Begin
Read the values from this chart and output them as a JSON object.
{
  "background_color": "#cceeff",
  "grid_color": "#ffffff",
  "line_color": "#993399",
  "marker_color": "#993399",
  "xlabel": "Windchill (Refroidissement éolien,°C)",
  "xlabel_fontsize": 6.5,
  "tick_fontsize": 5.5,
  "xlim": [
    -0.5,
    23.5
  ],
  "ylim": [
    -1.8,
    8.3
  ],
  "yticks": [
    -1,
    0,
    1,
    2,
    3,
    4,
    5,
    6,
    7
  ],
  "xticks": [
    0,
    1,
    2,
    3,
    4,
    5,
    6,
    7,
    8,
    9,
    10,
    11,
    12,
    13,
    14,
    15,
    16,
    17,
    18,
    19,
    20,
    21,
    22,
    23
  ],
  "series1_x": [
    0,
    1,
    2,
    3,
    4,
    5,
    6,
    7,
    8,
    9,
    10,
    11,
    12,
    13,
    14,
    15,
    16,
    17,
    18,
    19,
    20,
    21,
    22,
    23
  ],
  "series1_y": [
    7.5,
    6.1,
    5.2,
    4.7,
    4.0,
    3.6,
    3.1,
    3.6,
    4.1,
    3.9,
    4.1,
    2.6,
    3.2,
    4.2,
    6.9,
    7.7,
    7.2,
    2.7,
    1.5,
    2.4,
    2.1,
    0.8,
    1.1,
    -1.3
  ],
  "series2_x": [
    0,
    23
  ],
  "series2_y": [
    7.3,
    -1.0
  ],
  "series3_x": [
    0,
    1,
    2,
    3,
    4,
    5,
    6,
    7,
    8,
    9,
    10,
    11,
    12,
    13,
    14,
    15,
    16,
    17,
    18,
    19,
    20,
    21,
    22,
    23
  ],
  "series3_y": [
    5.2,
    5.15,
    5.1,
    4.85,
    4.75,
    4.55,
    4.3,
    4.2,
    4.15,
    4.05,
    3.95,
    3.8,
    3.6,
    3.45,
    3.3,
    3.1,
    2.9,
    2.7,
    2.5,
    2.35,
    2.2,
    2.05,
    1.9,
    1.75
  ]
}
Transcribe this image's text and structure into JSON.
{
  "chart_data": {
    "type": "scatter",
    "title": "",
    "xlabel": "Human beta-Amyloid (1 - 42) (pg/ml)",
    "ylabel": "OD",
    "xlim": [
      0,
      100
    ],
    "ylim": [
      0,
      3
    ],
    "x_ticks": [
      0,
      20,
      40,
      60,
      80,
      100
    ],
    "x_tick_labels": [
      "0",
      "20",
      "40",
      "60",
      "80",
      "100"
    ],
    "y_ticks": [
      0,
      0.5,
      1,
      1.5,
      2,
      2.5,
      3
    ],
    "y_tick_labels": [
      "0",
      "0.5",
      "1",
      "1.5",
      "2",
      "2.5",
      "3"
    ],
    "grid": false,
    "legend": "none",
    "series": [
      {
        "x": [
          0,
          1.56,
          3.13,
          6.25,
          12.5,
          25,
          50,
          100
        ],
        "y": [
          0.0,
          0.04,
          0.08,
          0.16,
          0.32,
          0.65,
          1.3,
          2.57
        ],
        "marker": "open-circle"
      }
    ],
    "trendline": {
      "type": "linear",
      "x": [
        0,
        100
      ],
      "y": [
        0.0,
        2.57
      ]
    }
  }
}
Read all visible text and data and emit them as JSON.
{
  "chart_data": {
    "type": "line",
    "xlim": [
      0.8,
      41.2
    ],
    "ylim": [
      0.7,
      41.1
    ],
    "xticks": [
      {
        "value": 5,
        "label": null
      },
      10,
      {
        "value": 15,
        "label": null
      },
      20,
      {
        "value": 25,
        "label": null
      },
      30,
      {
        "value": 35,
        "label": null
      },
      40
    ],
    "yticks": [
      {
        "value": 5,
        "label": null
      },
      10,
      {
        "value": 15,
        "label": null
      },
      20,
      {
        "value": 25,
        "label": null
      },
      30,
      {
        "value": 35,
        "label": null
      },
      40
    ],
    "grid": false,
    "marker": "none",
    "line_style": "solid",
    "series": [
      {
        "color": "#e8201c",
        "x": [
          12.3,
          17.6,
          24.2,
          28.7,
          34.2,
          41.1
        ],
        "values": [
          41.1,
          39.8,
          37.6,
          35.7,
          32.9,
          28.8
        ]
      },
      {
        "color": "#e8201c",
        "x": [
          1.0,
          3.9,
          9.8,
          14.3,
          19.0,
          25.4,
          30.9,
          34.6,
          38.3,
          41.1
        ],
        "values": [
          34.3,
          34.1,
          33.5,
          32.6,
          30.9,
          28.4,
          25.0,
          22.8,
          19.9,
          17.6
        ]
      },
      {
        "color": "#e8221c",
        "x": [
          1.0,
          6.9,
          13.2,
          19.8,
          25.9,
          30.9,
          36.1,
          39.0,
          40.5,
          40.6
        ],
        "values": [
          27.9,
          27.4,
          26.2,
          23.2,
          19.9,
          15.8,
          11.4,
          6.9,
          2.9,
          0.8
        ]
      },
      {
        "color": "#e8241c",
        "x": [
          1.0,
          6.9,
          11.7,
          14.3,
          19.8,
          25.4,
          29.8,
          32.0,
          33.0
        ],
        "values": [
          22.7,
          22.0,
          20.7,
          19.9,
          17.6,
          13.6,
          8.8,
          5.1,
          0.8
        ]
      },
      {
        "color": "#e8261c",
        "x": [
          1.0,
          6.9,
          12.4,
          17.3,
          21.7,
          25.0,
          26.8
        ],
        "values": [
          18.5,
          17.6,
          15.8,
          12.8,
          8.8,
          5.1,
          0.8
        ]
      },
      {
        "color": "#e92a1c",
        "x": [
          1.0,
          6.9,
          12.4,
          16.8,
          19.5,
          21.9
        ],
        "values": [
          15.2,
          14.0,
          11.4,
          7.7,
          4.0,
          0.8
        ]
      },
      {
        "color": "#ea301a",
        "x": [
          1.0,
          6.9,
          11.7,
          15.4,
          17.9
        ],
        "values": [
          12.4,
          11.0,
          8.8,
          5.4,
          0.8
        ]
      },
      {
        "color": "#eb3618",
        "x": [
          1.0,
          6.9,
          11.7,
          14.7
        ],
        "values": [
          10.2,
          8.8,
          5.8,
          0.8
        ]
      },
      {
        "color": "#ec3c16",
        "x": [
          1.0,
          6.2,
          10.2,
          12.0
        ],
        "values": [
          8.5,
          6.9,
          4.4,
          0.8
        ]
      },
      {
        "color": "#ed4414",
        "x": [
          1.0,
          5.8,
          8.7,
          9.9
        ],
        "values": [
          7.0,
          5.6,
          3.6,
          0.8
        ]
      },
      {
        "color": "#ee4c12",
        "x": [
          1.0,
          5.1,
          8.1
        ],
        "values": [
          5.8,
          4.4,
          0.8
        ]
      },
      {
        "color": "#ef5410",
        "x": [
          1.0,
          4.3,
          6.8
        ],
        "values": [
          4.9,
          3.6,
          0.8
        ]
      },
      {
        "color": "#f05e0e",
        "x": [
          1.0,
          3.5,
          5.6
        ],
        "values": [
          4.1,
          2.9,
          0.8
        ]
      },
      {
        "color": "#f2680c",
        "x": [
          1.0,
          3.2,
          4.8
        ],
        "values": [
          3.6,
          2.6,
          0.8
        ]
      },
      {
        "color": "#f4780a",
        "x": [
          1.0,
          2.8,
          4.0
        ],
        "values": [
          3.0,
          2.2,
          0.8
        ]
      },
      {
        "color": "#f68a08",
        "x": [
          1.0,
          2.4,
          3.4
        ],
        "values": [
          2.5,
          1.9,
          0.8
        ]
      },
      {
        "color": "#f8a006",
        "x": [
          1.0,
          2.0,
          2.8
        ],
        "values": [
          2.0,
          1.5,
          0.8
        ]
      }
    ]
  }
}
End
Please quote the records above exactly, without skipping a line.

**Result for this exercise**
Read the values from this chart and output them as a JSON object.
{
  "background_color": "#cceeff",
  "grid_color": "#ffffff",
  "line_color": "#993399",
  "marker_color": "#993399",
  "xlabel": "Windchill (Refroidissement éolien,°C)",
  "xlabel_fontsize": 6.5,
  "tick_fontsize": 5.5,
  "xlim": [
    -0.5,
    23.5
  ],
  "ylim": [
    -1.8,
    8.3
  ],
  "yticks": [
    -1,
    0,
    1,
    2,
    3,
    4,
    5,
    6,
    7
  ],
  "xticks": [
    0,
    1,
    2,
    3,
    4,
    5,
    6,
    7,
    8,
    9,
    10,
    11,
    12,
    13,
    14,
    15,
    16,
    17,
    18,
    19,
    20,
    21,
    22,
    23
  ],
  "series1_x": [
    0,
    1,
    2,
    3,
    4,
    5,
    6,
    7,
    8,
    9,
    10,
    11,
    12,
    13,
    14,
    15,
    16,
    17,
    18,
    19,
    20,
    21,
    22,
    23
  ],
  "series1_y": [
    7.5,
    6.1,
    5.2,
    4.7,
    4.0,
    3.6,
    3.1,
    3.6,
    4.1,
    3.9,
    4.1,
    2.6,
    3.2,
    4.2,
    6.9,
    7.7,
    7.2,
    2.7,
    1.5,
    2.4,
    2.1,
    0.8,
    1.1,
    -1.3
  ],
  "series2_x": [
    0,
    23
  ],
  "series2_y": [
    7.3,
    -1.0
  ],
  "series3_x": [
    0,
    1,
    2,
    3,
    4,
    5,
    6,
    7,
    8,
    9,
    10,
    11,
    12,
    13,
    14,
    15,
    16,
    17,
    18,
    19,
    20,
    21,
    22,
    23
  ],
  "series3_y": [
    5.2,
    5.15,
    5.1,
    4.85,
    4.75,
    4.55,
    4.3,
    4.2,
    4.15,
    4.05,
    3.95,
    3.8,
    3.6,
    3.45,
    3.3,
    3.1,
    2.9,
    2.7,
    2.5,
    2.35,
    2.2,
    2.05,
    1.9,
    1.75
  ]
}
Transcribe this image's text and structure into JSON.
{
  "chart_data": {
    "type": "scatter",
    "title": "",
    "xlabel": "Human beta-Amyloid (1 - 42) (pg/ml)",
    "ylabel": "OD",
    "xlim": [
      0,
      100
    ],
    "ylim": [
      0,
      3
    ],
    "x_ticks": [
      0,
      20,
      40,
      60,
      80,
      100
    ],
    "x_tick_labels": [
      "0",
      "20",
      "40",
      "60",
      "80",
      "100"
    ],
    "y_ticks": [
      0,
      0.5,
      1,
      1.5,
      2,
      2.5,
      3
    ],
    "y_tick_labels": [
      "0",
      "0.5",
      "1",
      "1.5",
      "2",
      "2.5",
      "3"
    ],
    "grid": false,
    "legend": "none",
    "series": [
      {
        "x": [
          0,
          1.56,
          3.13,
          6.25,
          12.5,
          25,
          50,
          100
        ],
        "y": [
          0.0,
          0.04,
          0.08,
          0.16,
          0.32,
          0.65,
          1.3,
          2.57
        ],
        "marker": "open-circle"
      }
    ],
    "trendline": {
      "type": "linear",
      "x": [
        0,
        100
      ],
      "y": [
        0.0,
        2.57
      ]
    }
  }
}
Read all visible text and data and emit them as JSON.
{
  "chart_data": {
    "type": "line",
    "xlim": [
      0.8,
      41.2
    ],
    "ylim": [
      0.7,
      41.1
    ],
    "xticks": [
      {
        "value": 5,
        "label": null
      },
      10,
      {
        "value": 15,
        "label": null
      },
      20,
      {
        "value": 25,
        "label": null
      },
      30,
      {
        "value": 35,
        "label": null
      },
      40
    ],
    "yticks": [
      {
        "value": 5,
        "label": null
      },
      10,
      {
        "value": 15,
        "label": null
      },
      20,
      {
        "value": 25,
        "label": null
      },
      30,
      {
        "value": 35,
        "label": null
      },
      40
    ],
    "grid": false,
    "marker": "none",
    "line_style": "solid",
    "series": [
      {
        "color": "#e8201c",
        "x": [
          12.3,
          17.6,
          24.2,
          28.7,
          34.2,
          41.1
        ],
        "values": [
          41.1,
          39.8,
          37.6,
          35.7,
          32.9,
          28.8
        ]
      },
      {
        "color": "#e8201c",
        "x": [
          1.0,
          3.9,
          9.8,
          14.3,
          19.0,
          25.4,
          30.9,
          34.6,
          38.3,
          41.1
        ],
        "values": [
          34.3,
          34.1,
          33.5,
          32.6,
          30.9,
          28.4,
          25.0,
          22.8,
          19.9,
          17.6
        ]
      },
      {
        "color": "#e8221c",
        "x": [
          1.0,
          6.9,
          13.2,
          19.8,
          25.9,
          30.9,
          36.1,
          39.0,
          40.5,
          40.6
        ],
        "values": [
          27.9,
          27.4,
          26.2,
          23.2,
          19.9,
          15.8,
          11.4,
          6.9,
          2.9,
          0.8
        ]
      },
      {
        "color": "#e8241c",
        "x": [
          1.0,
          6.9,
          11.7,
          14.3,
          19.8,
          25.4,
          29.8,
          32.0,
          33.0
        ],
        "values": [
          22.7,
          22.0,
          20.7,
          19.9,
          17.6,
          13.6,
          8.8,
          5.1,
          0.8
        ]
      },
      {
        "color": "#e8261c",
        "x": [
          1.0,
          6.9,
          12.4,
          17.3,
          21.7,
          25.0,
          26.8
        ],
        "values": [
          18.5,
          17.6,
          15.8,
          12.8,
          8.8,
          5.1,
          0.8
        ]
      },
      {
        "color": "#e92a1c",
        "x": [
          1.0,
          6.9,
          12.4,
          16.8,
          19.5,
          21.9
        ],
        "values": [
          15.2,
          14.0,
          11.4,
          7.7,
          4.0,
          0.8
        ]
      },
      {
        "color": "#ea301a",
        "x": [
          1.0,
          6.9,
          11.7,
          15.4,
          17.9
        ],
        "values": [
          12.4,
          11.0,
          8.8,
          5.4,
          0.8
        ]
      },
      {
        "color": "#eb3618",
        "x": [
          1.0,
          6.9,
          11.7,
          14.7
        ],
        "values": [
          10.2,
          8.8,
          5.8,
          0.8
        ]
      },
      {
        "color": "#ec3c16",
        "x": [
          1.0,
          6.2,
          10.2,
          12.0
        ],
        "values": [
          8.5,
          6.9,
          4.4,
          0.8
        ]
      },
      {
        "color": "#ed4414",
        "x": [
          1.0,
          5.8,
          8.7,
          9.9
        ],
        "values": [
          7.0,
          5.6,
          3.6,
          0.8
        ]
      },
      {
        "color": "#ee4c12",
        "x": [
          1.0,
          5.1,
          8.1
        ],
        "values": [
          5.8,
          4.4,
          0.8
        ]
      },
      {
        "color": "#ef5410",
        "x": [
          1.0,
          4.3,
          6.8
        ],
        "values": [
          4.9,
          3.6,
          0.8
        ]
      },
      {
        "color": "#f05e0e",
        "x": [
          1.0,
          3.5,
          5.6
        ],
        "values": [
          4.1,
          2.9,
          0.8
        ]
      },
      {
        "color": "#f2680c",
        "x": [
          1.0,
          3.2,
          4.8
        ],
        "values": [
          3.6,
          2.6,
          0.8
        ]
      },
      {
        "color": "#f4780a",
        "x": [
          1.0,
          2.8,
          4.0
        ],
        "values": [
          3.0,
          2.2,
          0.8
        ]
      },
      {
        "color": "#f68a08",
        "x": [
          1.0,
          2.4,
          3.4
        ],
        "values": [
          2.5,
          1.9,
          0.8
        ]
      },
      {
        "color": "#f8a006",
        "x": [
          1.0,
          2.0,
          2.8
        ],
        "values": [
          2.0,
          1.5,
          0.8
        ]
      }
    ]
  }
}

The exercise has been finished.